** START **

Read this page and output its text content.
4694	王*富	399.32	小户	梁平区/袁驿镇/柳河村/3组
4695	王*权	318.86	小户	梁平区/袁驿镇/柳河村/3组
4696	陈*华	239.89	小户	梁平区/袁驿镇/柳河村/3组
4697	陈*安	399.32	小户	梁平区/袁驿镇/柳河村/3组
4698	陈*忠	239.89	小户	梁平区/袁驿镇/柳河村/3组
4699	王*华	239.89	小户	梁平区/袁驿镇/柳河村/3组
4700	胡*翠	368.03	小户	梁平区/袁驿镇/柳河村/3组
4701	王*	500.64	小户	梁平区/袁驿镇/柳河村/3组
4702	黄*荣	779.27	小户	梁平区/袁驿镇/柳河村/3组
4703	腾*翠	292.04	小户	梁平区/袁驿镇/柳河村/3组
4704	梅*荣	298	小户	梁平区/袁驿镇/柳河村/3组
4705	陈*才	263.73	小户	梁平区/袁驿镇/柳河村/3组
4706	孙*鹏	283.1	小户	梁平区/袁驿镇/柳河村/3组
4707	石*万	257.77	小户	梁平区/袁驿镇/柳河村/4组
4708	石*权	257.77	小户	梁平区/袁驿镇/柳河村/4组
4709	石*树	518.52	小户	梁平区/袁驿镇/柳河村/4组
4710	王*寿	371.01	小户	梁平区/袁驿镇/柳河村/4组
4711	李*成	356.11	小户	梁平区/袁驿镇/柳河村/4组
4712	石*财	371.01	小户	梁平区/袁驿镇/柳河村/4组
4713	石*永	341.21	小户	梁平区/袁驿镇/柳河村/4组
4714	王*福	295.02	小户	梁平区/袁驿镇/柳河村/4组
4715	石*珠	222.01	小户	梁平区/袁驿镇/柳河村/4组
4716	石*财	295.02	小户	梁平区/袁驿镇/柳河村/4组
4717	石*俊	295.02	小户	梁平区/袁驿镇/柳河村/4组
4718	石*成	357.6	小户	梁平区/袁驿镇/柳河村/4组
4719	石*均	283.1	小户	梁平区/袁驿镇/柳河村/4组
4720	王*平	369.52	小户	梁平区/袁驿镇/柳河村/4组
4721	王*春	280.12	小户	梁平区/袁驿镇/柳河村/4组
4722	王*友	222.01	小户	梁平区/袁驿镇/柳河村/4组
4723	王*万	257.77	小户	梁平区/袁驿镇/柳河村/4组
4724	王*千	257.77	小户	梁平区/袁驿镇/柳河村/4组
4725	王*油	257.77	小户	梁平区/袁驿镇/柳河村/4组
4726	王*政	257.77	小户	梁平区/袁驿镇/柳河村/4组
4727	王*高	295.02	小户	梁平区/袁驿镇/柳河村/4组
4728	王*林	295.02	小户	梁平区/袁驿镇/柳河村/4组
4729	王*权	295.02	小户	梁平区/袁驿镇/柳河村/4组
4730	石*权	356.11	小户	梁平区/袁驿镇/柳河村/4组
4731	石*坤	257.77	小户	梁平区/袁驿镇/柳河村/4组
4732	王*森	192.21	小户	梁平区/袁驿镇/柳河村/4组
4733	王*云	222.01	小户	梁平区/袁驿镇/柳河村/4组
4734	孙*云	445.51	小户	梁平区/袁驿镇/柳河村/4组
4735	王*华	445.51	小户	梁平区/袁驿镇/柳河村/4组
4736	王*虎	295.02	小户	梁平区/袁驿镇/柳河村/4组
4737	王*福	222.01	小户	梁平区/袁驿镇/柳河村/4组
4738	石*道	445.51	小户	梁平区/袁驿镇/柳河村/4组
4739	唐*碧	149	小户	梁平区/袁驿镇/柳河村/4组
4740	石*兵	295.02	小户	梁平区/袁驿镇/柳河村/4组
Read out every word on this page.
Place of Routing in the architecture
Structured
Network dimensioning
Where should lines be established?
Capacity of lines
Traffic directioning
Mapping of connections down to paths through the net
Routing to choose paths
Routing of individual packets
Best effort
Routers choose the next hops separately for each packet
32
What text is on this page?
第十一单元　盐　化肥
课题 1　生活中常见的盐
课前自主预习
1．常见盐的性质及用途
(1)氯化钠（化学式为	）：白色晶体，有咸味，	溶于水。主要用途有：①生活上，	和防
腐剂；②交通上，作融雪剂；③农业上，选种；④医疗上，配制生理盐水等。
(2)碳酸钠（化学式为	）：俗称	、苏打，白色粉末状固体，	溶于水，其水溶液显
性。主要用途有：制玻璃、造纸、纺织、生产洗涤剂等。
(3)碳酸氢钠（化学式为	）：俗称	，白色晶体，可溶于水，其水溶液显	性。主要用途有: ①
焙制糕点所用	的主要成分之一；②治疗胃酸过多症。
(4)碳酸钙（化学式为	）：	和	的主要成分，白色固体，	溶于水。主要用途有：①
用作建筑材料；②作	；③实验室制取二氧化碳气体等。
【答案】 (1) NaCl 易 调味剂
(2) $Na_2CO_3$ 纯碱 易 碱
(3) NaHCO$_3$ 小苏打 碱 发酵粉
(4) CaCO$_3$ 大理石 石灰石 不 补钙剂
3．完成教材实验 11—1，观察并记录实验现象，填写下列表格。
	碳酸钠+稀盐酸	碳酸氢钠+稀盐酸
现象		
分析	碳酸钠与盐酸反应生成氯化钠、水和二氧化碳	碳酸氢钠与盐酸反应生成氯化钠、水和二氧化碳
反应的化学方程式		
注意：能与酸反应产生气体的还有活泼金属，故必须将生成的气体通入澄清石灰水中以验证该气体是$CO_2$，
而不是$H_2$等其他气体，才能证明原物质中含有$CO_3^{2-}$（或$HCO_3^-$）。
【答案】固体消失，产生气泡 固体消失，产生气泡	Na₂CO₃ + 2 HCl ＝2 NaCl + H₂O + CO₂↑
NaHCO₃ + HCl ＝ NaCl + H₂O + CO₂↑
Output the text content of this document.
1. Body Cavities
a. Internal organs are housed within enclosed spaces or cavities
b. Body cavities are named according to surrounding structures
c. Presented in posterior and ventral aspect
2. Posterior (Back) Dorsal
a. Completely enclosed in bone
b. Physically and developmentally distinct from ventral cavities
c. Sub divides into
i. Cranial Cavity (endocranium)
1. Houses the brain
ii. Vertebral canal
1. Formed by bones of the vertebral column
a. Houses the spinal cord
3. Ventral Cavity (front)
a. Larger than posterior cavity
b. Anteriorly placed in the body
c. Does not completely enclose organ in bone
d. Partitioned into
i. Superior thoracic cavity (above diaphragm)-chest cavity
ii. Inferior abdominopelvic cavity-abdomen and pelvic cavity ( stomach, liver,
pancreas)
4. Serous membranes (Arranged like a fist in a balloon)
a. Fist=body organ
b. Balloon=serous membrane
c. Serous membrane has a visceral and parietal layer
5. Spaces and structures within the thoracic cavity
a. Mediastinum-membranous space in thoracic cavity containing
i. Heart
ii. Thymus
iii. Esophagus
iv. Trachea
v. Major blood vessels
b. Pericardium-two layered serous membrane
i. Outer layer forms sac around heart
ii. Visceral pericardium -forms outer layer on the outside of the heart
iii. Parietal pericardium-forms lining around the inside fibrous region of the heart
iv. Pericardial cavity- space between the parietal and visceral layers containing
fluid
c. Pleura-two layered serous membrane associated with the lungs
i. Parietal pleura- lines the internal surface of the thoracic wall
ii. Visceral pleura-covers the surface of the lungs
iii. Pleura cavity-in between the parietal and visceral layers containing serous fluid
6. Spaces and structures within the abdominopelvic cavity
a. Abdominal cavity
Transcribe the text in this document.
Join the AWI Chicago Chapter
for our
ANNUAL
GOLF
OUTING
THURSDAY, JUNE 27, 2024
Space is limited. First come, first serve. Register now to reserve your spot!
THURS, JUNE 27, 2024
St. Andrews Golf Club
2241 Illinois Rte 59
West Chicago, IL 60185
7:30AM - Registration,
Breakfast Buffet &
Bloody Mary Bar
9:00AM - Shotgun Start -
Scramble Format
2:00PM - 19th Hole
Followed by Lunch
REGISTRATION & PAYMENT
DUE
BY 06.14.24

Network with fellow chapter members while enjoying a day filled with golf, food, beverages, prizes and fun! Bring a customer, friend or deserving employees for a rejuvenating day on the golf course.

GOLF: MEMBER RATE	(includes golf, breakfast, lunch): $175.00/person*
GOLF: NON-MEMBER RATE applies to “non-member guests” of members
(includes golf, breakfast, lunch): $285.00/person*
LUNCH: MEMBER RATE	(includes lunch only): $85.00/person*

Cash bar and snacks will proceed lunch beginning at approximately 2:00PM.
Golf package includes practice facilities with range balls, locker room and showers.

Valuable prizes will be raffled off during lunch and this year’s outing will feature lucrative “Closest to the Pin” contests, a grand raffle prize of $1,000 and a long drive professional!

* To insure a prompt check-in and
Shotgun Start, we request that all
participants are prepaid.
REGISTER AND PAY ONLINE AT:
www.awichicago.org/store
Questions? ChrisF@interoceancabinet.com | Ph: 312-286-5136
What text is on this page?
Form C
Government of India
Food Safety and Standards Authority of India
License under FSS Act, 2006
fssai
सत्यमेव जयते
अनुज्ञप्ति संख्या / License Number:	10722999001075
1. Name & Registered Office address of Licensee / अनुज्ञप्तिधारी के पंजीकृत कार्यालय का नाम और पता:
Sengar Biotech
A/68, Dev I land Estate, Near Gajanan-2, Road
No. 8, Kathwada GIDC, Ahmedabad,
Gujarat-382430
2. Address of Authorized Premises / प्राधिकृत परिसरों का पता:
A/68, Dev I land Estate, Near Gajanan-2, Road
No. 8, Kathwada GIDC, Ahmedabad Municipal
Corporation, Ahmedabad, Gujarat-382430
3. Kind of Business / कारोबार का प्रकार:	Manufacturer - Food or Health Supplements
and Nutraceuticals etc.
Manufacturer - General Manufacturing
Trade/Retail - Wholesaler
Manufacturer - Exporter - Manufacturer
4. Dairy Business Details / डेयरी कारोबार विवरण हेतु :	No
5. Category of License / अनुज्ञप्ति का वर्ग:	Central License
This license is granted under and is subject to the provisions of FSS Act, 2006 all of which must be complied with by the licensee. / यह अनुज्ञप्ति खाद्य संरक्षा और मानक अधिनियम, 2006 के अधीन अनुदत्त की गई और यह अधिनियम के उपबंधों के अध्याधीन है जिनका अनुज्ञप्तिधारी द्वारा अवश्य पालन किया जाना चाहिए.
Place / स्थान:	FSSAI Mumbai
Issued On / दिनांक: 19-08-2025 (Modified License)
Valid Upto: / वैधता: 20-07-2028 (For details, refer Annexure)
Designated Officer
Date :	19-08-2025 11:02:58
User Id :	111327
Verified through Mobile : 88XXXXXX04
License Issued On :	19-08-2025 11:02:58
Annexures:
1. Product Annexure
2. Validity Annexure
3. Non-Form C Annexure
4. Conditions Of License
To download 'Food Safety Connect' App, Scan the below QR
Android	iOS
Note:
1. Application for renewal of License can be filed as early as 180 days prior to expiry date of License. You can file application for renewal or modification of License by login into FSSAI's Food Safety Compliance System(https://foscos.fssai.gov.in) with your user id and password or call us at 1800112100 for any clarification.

** END **

TASK INSTRUCTIONS: Find the word "enclosed" in the entries above and gather every line that holds it.

EXERCISE RESPONSE:
a. Internal organs are housed within enclosed spaces or cavities
a. Completely enclosed in bone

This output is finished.